__Exercise goal__: Below are records. Transcribe exactly the lines from the one that contains "Parse this screenshot: output" through the last line, leaving any pictures out.
━━ Entries provided
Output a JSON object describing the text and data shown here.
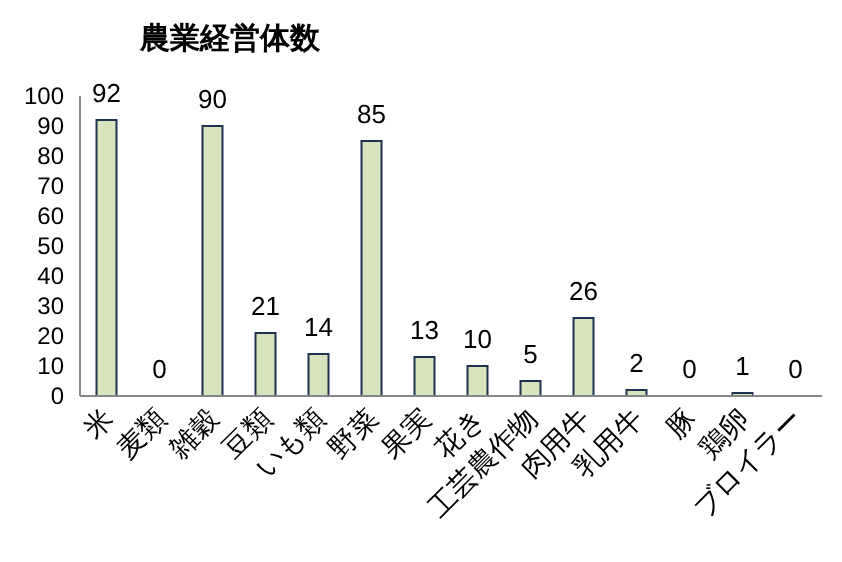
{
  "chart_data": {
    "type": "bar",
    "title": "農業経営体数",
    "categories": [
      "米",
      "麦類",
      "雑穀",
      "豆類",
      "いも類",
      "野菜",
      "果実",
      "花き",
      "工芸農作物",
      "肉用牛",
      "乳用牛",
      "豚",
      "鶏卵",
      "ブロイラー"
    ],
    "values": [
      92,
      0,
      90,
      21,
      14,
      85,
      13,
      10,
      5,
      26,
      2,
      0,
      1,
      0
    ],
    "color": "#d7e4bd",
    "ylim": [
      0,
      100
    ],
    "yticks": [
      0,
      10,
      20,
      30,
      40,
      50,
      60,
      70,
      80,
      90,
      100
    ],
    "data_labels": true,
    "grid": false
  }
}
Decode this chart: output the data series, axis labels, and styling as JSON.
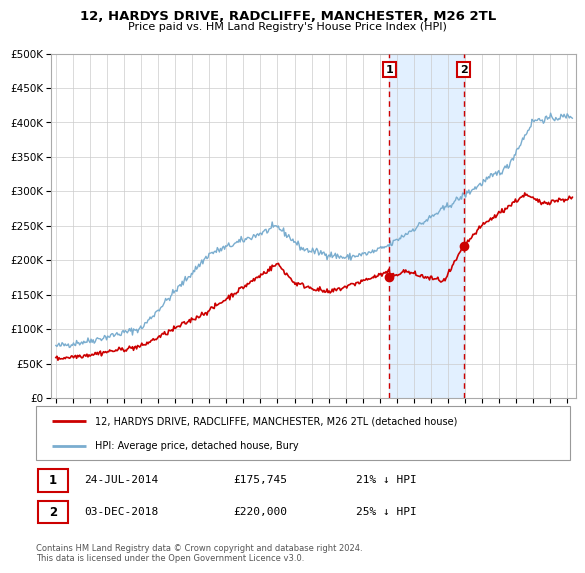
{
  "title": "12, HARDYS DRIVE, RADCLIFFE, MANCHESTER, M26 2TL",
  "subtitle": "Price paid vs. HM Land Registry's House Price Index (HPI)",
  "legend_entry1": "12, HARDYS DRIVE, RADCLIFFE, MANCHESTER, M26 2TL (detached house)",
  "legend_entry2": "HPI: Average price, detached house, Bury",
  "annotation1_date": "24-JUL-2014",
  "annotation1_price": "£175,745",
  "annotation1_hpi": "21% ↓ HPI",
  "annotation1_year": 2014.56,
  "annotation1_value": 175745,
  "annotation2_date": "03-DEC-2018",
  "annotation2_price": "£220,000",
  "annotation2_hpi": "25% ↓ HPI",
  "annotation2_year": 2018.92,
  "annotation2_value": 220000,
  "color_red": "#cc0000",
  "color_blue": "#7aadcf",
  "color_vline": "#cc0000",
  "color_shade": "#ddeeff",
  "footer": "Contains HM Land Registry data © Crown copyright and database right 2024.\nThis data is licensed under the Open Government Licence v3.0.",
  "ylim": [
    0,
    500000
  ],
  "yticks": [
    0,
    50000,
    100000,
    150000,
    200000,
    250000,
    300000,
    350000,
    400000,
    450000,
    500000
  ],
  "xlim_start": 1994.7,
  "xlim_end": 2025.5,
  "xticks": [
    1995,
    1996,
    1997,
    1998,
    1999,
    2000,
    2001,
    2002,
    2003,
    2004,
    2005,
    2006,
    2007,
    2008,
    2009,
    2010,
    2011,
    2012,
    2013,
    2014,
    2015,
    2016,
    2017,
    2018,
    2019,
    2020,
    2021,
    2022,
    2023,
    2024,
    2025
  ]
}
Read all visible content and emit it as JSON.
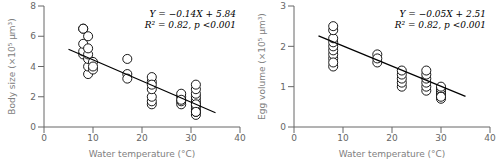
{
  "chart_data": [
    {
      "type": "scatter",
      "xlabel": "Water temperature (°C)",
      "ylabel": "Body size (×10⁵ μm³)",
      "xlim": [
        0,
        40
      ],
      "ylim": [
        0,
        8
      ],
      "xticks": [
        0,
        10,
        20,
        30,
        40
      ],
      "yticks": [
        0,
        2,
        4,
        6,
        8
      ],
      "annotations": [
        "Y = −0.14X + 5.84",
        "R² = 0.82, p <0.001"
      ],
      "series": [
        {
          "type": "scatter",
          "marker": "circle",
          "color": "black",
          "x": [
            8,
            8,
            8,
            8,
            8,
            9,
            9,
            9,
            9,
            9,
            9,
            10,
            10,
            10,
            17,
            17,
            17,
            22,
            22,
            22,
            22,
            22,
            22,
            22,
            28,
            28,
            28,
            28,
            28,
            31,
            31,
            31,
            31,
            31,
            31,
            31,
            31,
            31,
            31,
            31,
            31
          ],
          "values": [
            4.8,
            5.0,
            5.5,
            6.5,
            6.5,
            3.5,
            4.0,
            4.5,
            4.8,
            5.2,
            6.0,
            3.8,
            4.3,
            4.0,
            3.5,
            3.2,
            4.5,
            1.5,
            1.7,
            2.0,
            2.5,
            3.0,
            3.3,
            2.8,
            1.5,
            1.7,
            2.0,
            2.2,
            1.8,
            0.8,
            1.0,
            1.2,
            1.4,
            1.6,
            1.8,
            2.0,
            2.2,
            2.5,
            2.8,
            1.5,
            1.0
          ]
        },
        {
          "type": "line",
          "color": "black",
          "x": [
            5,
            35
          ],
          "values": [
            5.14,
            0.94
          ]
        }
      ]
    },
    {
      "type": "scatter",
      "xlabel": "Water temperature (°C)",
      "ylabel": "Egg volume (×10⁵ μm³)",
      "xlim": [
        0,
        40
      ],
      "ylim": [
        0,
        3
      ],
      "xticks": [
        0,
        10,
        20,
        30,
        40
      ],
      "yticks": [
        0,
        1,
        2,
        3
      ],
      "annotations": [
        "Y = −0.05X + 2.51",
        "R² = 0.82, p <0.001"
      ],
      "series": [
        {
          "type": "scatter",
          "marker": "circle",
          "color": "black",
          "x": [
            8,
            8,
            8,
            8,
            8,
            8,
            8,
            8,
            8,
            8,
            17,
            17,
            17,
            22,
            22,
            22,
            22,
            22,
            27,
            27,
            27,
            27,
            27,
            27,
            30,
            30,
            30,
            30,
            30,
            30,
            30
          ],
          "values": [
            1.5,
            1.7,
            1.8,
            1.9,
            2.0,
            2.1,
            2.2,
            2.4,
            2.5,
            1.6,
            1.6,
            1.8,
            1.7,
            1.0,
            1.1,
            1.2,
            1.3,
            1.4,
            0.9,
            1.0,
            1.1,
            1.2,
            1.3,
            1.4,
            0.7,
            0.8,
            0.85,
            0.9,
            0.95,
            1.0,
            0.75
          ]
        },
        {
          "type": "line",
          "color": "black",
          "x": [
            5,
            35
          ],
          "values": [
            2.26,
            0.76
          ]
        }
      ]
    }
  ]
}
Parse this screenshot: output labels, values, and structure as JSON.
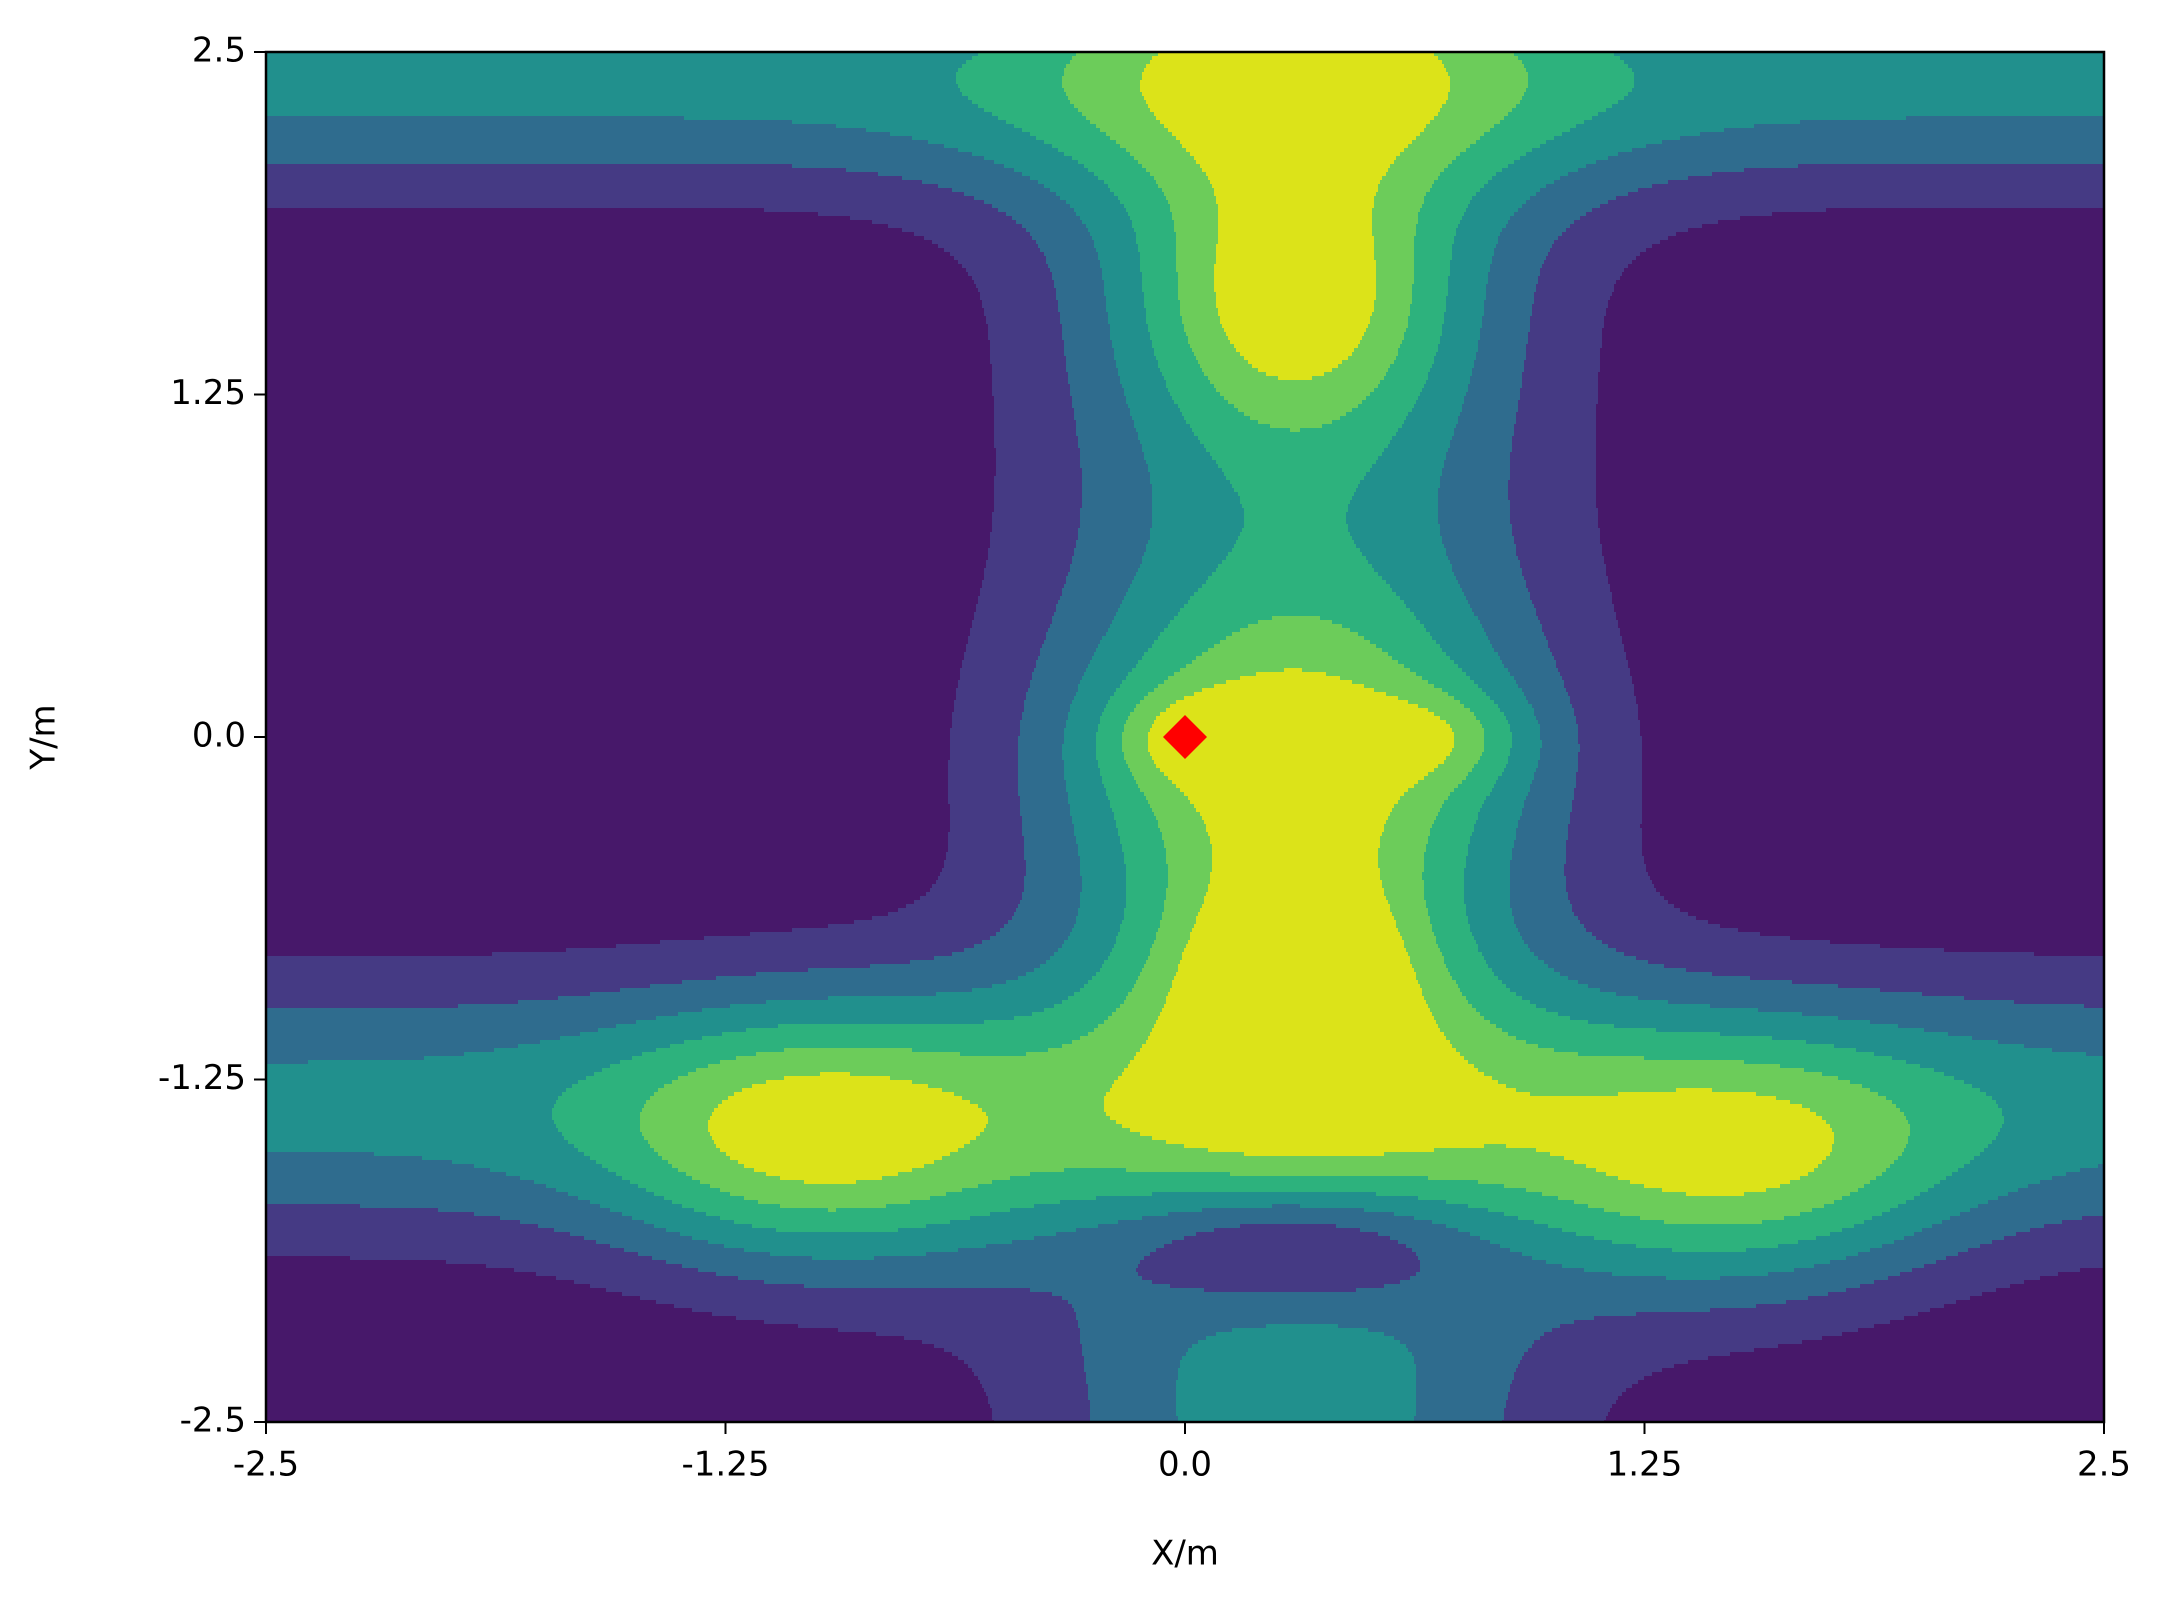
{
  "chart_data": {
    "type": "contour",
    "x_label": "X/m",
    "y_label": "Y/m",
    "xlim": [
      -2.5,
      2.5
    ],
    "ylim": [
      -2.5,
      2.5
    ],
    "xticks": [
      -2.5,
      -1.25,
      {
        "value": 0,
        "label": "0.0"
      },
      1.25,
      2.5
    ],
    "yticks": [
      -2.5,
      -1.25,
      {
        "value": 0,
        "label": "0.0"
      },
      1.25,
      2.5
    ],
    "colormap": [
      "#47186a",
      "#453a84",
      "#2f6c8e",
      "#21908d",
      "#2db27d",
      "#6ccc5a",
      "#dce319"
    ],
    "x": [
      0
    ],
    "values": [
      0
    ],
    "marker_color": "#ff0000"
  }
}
━━━━
__Task response__:
Parse this screenshot: output labels, values, and structure as JSON.
{
  "chart_data": {
    "type": "contour",
    "x_label": "X/m",
    "y_label": "Y/m",
    "xlim": [
      -2.5,
      2.5
    ],
    "ylim": [
      -2.5,
      2.5
    ],
    "xticks": [
      -2.5,
      -1.25,
      {
        "value": 0,
        "label": "0.0"
      },
      1.25,
      2.5
    ],
    "yticks": [
      -2.5,
      -1.25,
      {
        "value": 0,
        "label": "0.0"
      },
      1.25,
      2.5
    ],
    "colormap": [
      "#47186a",
      "#453a84",
      "#2f6c8e",
      "#21908d",
      "#2db27d",
      "#6ccc5a",
      "#dce319"
    ],
    "x": [
      0
    ],
    "values": [
      0
    ],
    "marker_color": "#ff0000"
  }
}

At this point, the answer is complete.